▸ Stated goal: Select every line below containing the word "Chest".

* Start Records *

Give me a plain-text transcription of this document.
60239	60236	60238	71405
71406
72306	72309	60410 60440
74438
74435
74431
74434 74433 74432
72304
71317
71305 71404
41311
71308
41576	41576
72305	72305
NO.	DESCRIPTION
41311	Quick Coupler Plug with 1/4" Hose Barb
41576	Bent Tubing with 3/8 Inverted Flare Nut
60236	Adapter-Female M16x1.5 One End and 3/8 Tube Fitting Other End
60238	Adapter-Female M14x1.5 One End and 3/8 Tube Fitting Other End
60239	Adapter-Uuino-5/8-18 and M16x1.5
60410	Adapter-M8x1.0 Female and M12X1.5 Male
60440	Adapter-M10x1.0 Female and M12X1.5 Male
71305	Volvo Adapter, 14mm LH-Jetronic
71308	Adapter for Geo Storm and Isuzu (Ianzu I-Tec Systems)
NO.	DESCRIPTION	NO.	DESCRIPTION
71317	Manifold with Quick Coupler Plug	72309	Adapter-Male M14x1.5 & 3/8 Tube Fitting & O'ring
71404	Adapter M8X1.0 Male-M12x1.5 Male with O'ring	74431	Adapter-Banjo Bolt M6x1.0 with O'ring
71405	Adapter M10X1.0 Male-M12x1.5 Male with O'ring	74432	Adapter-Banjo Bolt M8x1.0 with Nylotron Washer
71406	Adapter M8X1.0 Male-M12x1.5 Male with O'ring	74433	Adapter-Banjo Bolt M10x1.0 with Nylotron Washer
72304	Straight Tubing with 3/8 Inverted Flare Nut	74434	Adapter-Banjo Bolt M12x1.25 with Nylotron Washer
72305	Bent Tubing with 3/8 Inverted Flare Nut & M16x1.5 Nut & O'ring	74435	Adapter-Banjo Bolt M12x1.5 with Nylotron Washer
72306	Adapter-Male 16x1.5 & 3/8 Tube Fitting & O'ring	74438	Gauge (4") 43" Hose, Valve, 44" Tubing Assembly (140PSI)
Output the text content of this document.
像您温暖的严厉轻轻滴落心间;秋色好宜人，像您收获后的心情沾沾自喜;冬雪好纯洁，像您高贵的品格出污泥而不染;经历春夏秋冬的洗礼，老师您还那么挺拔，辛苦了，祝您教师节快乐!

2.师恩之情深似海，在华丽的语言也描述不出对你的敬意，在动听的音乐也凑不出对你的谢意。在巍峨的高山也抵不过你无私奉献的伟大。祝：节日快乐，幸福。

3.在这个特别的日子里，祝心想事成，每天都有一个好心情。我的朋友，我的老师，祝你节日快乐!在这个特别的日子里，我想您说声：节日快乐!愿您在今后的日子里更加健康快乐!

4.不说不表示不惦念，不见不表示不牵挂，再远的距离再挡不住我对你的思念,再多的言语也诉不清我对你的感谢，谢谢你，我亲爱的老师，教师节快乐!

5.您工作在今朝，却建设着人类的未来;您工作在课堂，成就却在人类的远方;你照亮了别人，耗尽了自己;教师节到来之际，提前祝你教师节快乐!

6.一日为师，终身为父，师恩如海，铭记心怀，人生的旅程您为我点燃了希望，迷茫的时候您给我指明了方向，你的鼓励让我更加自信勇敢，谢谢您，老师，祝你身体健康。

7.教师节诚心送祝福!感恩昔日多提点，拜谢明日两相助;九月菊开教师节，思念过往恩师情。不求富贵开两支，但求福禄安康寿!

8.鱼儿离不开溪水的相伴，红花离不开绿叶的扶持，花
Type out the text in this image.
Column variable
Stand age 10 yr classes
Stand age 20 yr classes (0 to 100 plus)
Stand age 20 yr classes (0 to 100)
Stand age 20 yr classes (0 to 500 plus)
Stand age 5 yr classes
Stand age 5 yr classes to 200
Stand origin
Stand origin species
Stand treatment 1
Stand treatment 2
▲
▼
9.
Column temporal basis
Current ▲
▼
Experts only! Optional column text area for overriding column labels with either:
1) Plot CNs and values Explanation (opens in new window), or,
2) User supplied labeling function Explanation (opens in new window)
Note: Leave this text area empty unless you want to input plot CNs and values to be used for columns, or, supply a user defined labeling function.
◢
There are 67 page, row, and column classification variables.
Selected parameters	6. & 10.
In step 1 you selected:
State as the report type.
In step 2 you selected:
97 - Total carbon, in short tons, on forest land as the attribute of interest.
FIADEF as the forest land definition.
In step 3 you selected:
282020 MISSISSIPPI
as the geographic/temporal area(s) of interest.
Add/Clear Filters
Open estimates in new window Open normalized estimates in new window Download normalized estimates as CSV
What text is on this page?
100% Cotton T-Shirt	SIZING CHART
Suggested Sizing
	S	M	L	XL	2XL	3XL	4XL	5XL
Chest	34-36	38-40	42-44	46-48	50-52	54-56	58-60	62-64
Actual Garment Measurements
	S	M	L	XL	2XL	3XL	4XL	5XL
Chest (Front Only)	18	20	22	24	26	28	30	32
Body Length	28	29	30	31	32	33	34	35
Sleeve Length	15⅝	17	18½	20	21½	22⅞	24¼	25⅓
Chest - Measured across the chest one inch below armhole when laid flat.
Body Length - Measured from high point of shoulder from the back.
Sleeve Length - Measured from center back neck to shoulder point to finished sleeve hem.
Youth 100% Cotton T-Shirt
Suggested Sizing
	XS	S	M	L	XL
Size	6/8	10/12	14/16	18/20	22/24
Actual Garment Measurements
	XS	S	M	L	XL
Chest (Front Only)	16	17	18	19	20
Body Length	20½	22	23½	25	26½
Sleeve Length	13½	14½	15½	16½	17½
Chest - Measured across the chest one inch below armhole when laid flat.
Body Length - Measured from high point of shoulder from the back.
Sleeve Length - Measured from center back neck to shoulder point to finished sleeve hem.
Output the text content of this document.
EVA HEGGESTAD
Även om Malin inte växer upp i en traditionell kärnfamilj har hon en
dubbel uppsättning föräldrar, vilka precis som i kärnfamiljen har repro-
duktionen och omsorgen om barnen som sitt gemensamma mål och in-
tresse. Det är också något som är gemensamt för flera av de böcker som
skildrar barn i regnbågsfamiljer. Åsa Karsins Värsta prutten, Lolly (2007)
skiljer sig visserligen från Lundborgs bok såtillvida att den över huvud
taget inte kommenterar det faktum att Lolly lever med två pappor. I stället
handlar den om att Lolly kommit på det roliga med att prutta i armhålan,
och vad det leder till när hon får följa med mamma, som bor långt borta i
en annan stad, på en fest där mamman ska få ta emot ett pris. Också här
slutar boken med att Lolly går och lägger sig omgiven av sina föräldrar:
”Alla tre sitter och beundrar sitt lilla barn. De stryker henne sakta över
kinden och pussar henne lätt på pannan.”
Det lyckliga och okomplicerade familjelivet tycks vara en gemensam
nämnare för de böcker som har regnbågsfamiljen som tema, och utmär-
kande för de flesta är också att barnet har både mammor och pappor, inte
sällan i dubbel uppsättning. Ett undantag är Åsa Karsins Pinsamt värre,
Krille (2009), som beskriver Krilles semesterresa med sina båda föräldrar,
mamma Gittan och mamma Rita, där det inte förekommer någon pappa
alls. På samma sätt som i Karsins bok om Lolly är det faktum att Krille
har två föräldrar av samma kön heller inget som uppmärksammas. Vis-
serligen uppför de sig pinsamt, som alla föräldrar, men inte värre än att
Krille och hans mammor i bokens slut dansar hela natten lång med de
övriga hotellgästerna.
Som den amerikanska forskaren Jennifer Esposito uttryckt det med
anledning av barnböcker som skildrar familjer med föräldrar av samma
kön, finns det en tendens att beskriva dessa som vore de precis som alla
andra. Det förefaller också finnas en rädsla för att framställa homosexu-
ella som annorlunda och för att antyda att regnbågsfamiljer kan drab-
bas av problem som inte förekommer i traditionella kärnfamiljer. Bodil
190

* End Records *

▸ Exercise response:
Chest	34-36	38-40	42-44	46-48	50-52	54-56	58-60	62-64
Chest (Front Only)	18	20	22	24	26	28	30	32
Chest - Measured across the chest one inch below armhole when laid flat.
Chest (Front Only)	16	17	18	19	20
Chest - Measured across the chest one inch below armhole when laid flat.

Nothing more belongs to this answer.